Problem statement:
Your task is to extract every line from the material below exactly.

Extracted entries:

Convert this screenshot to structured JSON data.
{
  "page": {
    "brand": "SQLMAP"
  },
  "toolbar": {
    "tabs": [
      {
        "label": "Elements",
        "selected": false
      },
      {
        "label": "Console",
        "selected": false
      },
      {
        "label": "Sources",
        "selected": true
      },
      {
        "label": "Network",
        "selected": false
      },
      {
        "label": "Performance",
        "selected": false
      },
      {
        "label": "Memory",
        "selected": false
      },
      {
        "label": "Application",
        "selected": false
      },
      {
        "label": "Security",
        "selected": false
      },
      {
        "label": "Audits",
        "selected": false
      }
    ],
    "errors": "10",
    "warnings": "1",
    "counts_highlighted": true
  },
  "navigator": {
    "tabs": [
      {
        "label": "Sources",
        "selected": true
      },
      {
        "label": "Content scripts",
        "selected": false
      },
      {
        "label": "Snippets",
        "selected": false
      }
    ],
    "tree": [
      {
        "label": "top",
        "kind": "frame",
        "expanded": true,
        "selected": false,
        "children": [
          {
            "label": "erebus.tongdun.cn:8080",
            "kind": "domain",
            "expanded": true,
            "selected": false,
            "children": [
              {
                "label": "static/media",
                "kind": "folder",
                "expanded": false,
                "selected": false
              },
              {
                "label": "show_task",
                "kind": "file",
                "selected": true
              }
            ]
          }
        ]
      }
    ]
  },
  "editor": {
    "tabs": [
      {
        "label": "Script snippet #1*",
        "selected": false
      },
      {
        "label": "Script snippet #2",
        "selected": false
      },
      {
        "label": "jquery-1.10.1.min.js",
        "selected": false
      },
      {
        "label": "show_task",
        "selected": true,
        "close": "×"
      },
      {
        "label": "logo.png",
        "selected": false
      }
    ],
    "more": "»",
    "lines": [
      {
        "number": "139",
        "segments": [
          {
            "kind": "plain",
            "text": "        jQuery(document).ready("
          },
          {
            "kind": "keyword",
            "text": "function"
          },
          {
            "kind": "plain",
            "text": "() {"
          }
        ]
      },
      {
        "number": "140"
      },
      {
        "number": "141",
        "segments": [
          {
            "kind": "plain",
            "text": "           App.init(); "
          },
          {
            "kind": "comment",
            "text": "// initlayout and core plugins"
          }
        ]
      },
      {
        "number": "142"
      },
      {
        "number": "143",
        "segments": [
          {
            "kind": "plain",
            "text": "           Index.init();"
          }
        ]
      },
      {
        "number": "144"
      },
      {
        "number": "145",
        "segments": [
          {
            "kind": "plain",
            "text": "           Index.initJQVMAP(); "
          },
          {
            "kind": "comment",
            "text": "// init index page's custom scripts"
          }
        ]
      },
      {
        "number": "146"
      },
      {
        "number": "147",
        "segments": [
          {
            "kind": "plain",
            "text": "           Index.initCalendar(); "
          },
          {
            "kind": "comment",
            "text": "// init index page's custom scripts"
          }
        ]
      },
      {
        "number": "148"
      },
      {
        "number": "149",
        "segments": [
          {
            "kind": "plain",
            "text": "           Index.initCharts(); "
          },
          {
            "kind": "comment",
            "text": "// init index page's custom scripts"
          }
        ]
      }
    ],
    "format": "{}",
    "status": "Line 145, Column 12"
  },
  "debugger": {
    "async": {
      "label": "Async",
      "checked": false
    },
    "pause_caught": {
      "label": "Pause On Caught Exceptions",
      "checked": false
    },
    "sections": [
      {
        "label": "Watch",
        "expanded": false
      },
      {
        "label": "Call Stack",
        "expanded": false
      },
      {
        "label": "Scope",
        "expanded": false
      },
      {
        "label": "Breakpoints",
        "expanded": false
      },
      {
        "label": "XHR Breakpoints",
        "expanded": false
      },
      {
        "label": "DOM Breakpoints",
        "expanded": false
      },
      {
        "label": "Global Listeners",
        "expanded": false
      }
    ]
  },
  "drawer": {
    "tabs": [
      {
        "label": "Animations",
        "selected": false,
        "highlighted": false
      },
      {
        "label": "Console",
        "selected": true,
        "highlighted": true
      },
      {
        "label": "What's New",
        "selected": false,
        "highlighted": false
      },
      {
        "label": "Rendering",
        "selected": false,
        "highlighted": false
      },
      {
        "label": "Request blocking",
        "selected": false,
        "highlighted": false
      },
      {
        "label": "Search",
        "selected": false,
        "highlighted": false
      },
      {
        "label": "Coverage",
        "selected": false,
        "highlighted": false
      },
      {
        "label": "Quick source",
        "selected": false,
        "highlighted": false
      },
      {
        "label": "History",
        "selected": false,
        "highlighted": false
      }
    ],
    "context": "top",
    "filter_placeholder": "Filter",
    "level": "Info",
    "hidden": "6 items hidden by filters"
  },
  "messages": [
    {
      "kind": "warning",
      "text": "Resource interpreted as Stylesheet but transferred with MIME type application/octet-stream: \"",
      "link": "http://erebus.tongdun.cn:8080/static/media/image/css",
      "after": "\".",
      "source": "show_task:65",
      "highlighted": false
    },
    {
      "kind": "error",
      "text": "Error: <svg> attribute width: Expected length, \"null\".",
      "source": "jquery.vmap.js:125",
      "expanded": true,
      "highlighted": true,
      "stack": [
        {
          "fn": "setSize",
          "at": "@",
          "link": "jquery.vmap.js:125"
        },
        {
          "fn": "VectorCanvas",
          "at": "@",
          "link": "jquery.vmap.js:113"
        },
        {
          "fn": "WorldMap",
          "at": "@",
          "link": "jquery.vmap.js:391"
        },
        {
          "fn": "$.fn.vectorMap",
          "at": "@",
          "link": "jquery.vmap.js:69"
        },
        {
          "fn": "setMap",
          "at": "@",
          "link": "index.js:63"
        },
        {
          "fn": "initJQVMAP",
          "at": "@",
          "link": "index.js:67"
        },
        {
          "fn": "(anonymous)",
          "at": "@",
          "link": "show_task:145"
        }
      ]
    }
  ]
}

Completed task:
Convert this screenshot to structured JSON data.
{
  "page": {
    "brand": "SQLMAP"
  },
  "toolbar": {
    "tabs": [
      {
        "label": "Elements",
        "selected": false
      },
      {
        "label": "Console",
        "selected": false
      },
      {
        "label": "Sources",
        "selected": true
      },
      {
        "label": "Network",
        "selected": false
      },
      {
        "label": "Performance",
        "selected": false
      },
      {
        "label": "Memory",
        "selected": false
      },
      {
        "label": "Application",
        "selected": false
      },
      {
        "label": "Security",
        "selected": false
      },
      {
        "label": "Audits",
        "selected": false
      }
    ],
    "errors": "10",
    "warnings": "1",
    "counts_highlighted": true
  },
  "navigator": {
    "tabs": [
      {
        "label": "Sources",
        "selected": true
      },
      {
        "label": "Content scripts",
        "selected": false
      },
      {
        "label": "Snippets",
        "selected": false
      }
    ],
    "tree": [
      {
        "label": "top",
        "kind": "frame",
        "expanded": true,
        "selected": false,
        "children": [
          {
            "label": "erebus.tongdun.cn:8080",
            "kind": "domain",
            "expanded": true,
            "selected": false,
            "children": [
              {
                "label": "static/media",
                "kind": "folder",
                "expanded": false,
                "selected": false
              },
              {
                "label": "show_task",
                "kind": "file",
                "selected": true
              }
            ]
          }
        ]
      }
    ]
  },
  "editor": {
    "tabs": [
      {
        "label": "Script snippet #1*",
        "selected": false
      },
      {
        "label": "Script snippet #2",
        "selected": false
      },
      {
        "label": "jquery-1.10.1.min.js",
        "selected": false
      },
      {
        "label": "show_task",
        "selected": true,
        "close": "×"
      },
      {
        "label": "logo.png",
        "selected": false
      }
    ],
    "more": "»",
    "lines": [
      {
        "number": "139",
        "segments": [
          {
            "kind": "plain",
            "text": "        jQuery(document).ready("
          },
          {
            "kind": "keyword",
            "text": "function"
          },
          {
            "kind": "plain",
            "text": "() {"
          }
        ]
      },
      {
        "number": "140"
      },
      {
        "number": "141",
        "segments": [
          {
            "kind": "plain",
            "text": "           App.init(); "
          },
          {
            "kind": "comment",
            "text": "// initlayout and core plugins"
          }
        ]
      },
      {
        "number": "142"
      },
      {
        "number": "143",
        "segments": [
          {
            "kind": "plain",
            "text": "           Index.init();"
          }
        ]
      },
      {
        "number": "144"
      },
      {
        "number": "145",
        "segments": [
          {
            "kind": "plain",
            "text": "           Index.initJQVMAP(); "
          },
          {
            "kind": "comment",
            "text": "// init index page's custom scripts"
          }
        ]
      },
      {
        "number": "146"
      },
      {
        "number": "147",
        "segments": [
          {
            "kind": "plain",
            "text": "           Index.initCalendar(); "
          },
          {
            "kind": "comment",
            "text": "// init index page's custom scripts"
          }
        ]
      },
      {
        "number": "148"
      },
      {
        "number": "149",
        "segments": [
          {
            "kind": "plain",
            "text": "           Index.initCharts(); "
          },
          {
            "kind": "comment",
            "text": "// init index page's custom scripts"
          }
        ]
      }
    ],
    "format": "{}",
    "status": "Line 145, Column 12"
  },
  "debugger": {
    "async": {
      "label": "Async",
      "checked": false
    },
    "pause_caught": {
      "label": "Pause On Caught Exceptions",
      "checked": false
    },
    "sections": [
      {
        "label": "Watch",
        "expanded": false
      },
      {
        "label": "Call Stack",
        "expanded": false
      },
      {
        "label": "Scope",
        "expanded": false
      },
      {
        "label": "Breakpoints",
        "expanded": false
      },
      {
        "label": "XHR Breakpoints",
        "expanded": false
      },
      {
        "label": "DOM Breakpoints",
        "expanded": false
      },
      {
        "label": "Global Listeners",
        "expanded": false
      }
    ]
  },
  "drawer": {
    "tabs": [
      {
        "label": "Animations",
        "selected": false,
        "highlighted": false
      },
      {
        "label": "Console",
        "selected": true,
        "highlighted": true
      },
      {
        "label": "What's New",
        "selected": false,
        "highlighted": false
      },
      {
        "label": "Rendering",
        "selected": false,
        "highlighted": false
      },
      {
        "label": "Request blocking",
        "selected": false,
        "highlighted": false
      },
      {
        "label": "Search",
        "selected": false,
        "highlighted": false
      },
      {
        "label": "Coverage",
        "selected": false,
        "highlighted": false
      },
      {
        "label": "Quick source",
        "selected": false,
        "highlighted": false
      },
      {
        "label": "History",
        "selected": false,
        "highlighted": false
      }
    ],
    "context": "top",
    "filter_placeholder": "Filter",
    "level": "Info",
    "hidden": "6 items hidden by filters"
  },
  "messages": [
    {
      "kind": "warning",
      "text": "Resource interpreted as Stylesheet but transferred with MIME type application/octet-stream: \"",
      "link": "http://erebus.tongdun.cn:8080/static/media/image/css",
      "after": "\".",
      "source": "show_task:65",
      "highlighted": false
    },
    {
      "kind": "error",
      "text": "Error: <svg> attribute width: Expected length, \"null\".",
      "source": "jquery.vmap.js:125",
      "expanded": true,
      "highlighted": true,
      "stack": [
        {
          "fn": "setSize",
          "at": "@",
          "link": "jquery.vmap.js:125"
        },
        {
          "fn": "VectorCanvas",
          "at": "@",
          "link": "jquery.vmap.js:113"
        },
        {
          "fn": "WorldMap",
          "at": "@",
          "link": "jquery.vmap.js:391"
        },
        {
          "fn": "$.fn.vectorMap",
          "at": "@",
          "link": "jquery.vmap.js:69"
        },
        {
          "fn": "setMap",
          "at": "@",
          "link": "index.js:63"
        },
        {
          "fn": "initJQVMAP",
          "at": "@",
          "link": "index.js:67"
        },
        {
          "fn": "(anonymous)",
          "at": "@",
          "link": "show_task:145"
        }
      ]
    }
  ]
}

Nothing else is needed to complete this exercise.